Written task: Pick out each line of the records that includes the string "Residual", and copy it.

The records:
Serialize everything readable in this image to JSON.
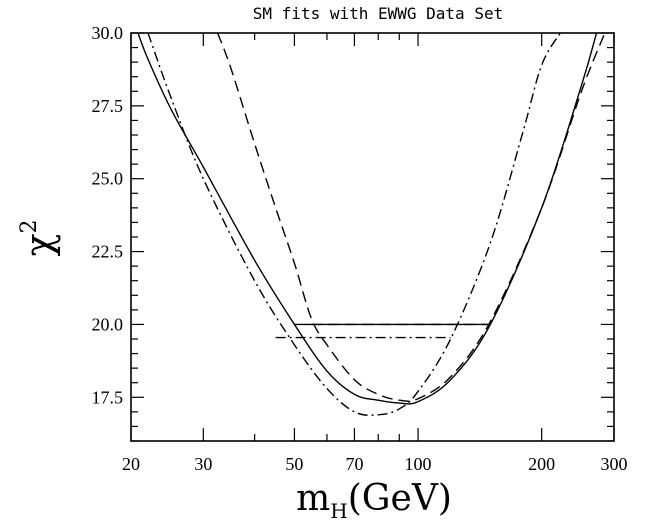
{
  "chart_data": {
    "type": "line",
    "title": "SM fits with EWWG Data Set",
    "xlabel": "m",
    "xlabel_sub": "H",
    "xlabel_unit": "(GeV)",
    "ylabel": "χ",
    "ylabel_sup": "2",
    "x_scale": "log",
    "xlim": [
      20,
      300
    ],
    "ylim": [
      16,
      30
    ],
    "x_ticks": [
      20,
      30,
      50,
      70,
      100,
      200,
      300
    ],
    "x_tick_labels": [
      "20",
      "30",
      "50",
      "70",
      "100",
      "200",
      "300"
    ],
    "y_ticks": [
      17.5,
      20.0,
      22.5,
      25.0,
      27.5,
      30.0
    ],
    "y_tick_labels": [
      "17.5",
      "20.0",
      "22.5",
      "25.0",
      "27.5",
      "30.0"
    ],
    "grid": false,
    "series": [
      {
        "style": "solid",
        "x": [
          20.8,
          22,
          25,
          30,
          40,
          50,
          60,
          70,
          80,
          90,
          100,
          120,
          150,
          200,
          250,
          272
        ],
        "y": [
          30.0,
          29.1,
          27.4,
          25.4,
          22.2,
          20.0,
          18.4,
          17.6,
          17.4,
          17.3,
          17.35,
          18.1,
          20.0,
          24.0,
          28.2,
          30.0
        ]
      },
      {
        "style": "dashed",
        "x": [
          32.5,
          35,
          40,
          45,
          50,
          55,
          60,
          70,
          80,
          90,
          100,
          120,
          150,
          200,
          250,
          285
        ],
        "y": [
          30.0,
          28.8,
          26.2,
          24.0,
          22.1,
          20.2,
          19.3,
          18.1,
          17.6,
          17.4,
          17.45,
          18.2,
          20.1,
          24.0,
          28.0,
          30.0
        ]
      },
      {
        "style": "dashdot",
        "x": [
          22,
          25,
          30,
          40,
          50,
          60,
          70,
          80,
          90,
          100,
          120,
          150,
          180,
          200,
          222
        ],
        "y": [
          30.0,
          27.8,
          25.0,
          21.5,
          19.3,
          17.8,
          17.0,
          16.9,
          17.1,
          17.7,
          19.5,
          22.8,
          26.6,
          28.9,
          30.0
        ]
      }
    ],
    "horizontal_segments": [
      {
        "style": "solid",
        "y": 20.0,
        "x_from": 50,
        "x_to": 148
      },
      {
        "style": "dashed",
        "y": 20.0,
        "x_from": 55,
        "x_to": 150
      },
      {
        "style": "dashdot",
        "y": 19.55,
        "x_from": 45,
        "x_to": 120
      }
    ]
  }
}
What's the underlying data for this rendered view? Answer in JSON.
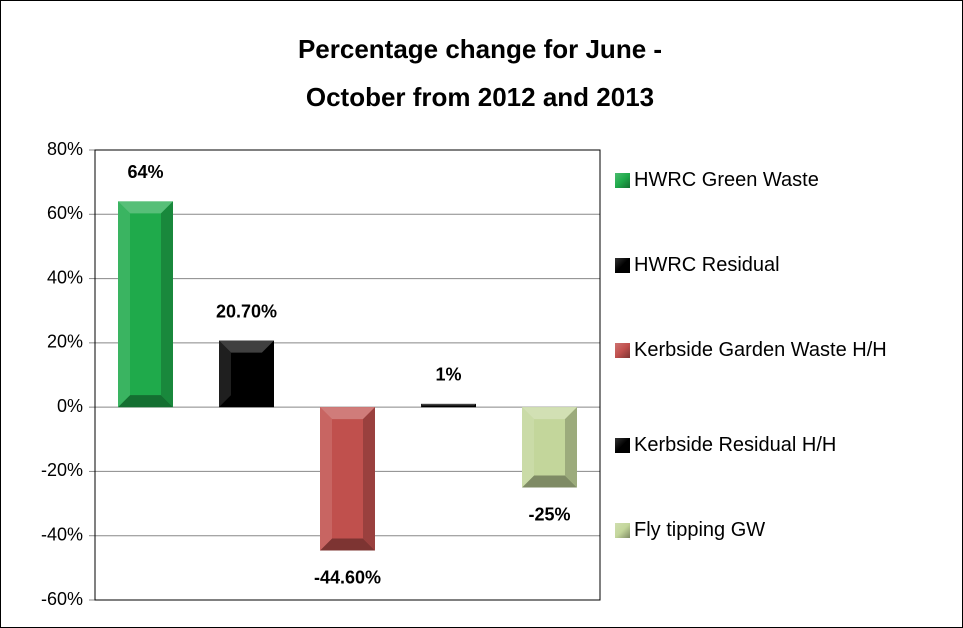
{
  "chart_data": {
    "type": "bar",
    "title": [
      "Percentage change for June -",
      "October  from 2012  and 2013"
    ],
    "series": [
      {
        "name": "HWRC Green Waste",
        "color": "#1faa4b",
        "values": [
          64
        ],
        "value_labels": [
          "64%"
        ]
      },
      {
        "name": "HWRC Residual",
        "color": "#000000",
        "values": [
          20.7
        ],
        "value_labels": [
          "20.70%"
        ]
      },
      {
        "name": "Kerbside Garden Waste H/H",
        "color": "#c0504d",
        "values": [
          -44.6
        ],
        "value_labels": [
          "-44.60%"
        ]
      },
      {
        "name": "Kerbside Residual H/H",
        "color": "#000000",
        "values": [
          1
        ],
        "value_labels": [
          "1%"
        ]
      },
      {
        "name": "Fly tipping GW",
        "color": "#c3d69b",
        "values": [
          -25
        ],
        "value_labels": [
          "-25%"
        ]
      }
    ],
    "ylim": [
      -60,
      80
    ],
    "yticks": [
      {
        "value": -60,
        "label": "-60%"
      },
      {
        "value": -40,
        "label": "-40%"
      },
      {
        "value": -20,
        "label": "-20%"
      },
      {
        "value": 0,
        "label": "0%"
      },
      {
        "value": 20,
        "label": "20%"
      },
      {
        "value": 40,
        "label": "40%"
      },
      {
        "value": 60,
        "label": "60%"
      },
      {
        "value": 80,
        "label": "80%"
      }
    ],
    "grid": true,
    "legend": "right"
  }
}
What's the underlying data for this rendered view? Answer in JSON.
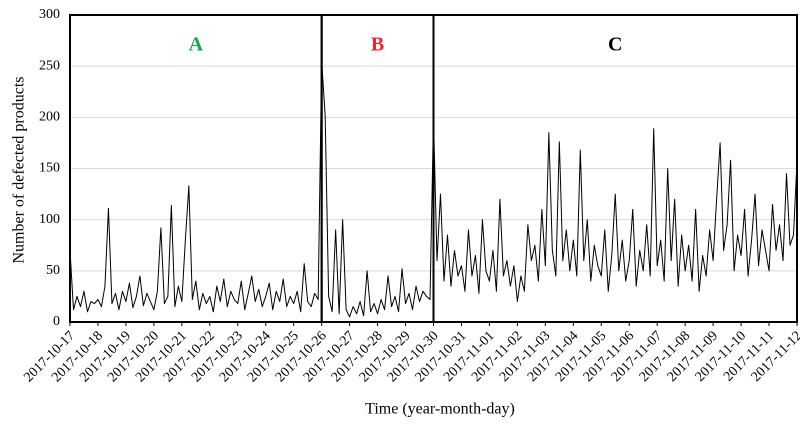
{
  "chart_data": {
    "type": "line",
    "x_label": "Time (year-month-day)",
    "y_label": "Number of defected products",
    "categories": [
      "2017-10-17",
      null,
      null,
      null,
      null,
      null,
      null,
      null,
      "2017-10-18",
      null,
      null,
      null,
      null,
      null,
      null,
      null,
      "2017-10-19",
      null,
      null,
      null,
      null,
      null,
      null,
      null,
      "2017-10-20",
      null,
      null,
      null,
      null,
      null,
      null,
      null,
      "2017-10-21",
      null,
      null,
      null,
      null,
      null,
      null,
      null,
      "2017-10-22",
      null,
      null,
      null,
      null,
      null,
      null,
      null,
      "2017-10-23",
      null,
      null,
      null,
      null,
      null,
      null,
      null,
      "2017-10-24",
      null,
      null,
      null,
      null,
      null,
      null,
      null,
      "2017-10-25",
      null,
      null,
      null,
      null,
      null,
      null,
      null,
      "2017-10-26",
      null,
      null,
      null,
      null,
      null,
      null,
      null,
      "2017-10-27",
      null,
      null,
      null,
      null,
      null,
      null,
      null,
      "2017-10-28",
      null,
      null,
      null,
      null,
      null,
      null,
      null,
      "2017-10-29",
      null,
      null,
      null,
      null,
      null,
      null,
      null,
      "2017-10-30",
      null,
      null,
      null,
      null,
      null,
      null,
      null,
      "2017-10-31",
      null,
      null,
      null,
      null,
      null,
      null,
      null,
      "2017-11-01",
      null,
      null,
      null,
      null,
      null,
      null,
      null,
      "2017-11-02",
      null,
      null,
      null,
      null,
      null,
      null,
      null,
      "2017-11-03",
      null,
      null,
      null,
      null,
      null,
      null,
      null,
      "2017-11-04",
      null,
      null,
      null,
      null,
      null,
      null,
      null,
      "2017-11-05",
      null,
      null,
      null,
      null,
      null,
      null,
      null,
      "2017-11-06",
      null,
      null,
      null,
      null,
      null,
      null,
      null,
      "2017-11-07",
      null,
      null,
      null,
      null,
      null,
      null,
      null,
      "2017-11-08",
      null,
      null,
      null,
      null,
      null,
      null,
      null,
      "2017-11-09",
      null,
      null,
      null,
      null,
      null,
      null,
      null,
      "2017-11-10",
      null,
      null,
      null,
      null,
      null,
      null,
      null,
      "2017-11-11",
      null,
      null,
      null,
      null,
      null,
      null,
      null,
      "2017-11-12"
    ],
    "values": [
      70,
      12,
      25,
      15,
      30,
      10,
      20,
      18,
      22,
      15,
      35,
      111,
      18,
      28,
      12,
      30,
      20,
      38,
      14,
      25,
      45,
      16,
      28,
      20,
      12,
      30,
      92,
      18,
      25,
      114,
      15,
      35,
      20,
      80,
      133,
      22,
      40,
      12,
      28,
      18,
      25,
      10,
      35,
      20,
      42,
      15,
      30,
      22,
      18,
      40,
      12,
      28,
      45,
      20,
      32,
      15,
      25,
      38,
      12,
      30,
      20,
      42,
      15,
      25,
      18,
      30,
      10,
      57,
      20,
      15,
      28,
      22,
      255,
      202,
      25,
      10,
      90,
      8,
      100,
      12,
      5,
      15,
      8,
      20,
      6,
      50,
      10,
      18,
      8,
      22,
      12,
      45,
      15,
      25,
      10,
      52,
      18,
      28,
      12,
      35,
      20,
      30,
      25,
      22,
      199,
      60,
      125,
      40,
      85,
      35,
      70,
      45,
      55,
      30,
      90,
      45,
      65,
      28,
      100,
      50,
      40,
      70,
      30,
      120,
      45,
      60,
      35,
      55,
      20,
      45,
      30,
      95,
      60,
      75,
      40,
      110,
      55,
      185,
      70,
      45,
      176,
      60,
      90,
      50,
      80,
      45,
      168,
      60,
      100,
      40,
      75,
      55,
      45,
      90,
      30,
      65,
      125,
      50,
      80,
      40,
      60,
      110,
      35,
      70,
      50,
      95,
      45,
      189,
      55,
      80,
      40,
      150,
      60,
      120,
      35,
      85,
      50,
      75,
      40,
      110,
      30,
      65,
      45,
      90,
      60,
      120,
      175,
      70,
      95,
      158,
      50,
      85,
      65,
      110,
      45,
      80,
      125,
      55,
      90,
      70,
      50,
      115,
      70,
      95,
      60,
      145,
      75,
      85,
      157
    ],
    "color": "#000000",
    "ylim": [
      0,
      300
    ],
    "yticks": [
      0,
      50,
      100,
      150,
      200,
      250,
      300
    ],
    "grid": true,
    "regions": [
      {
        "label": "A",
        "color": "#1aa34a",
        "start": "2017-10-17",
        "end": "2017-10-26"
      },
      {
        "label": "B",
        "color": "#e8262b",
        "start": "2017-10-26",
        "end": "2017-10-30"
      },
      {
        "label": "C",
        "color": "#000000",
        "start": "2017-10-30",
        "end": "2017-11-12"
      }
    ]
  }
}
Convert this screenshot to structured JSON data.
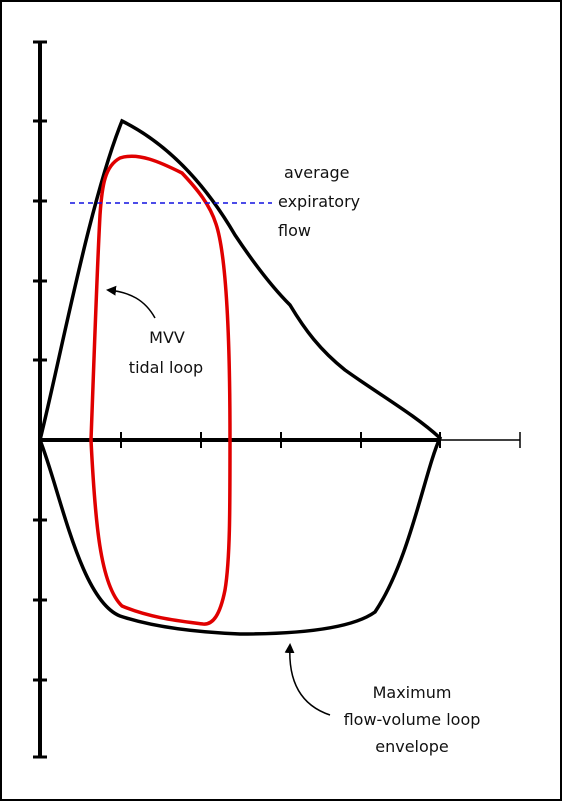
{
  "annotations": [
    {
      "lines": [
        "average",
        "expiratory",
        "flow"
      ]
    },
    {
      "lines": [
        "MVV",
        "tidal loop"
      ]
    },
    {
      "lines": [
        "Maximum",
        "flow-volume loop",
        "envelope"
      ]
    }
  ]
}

Response to this task:
        "name": "HWRC Residual",
        "name": "Kerbside Residual H/H",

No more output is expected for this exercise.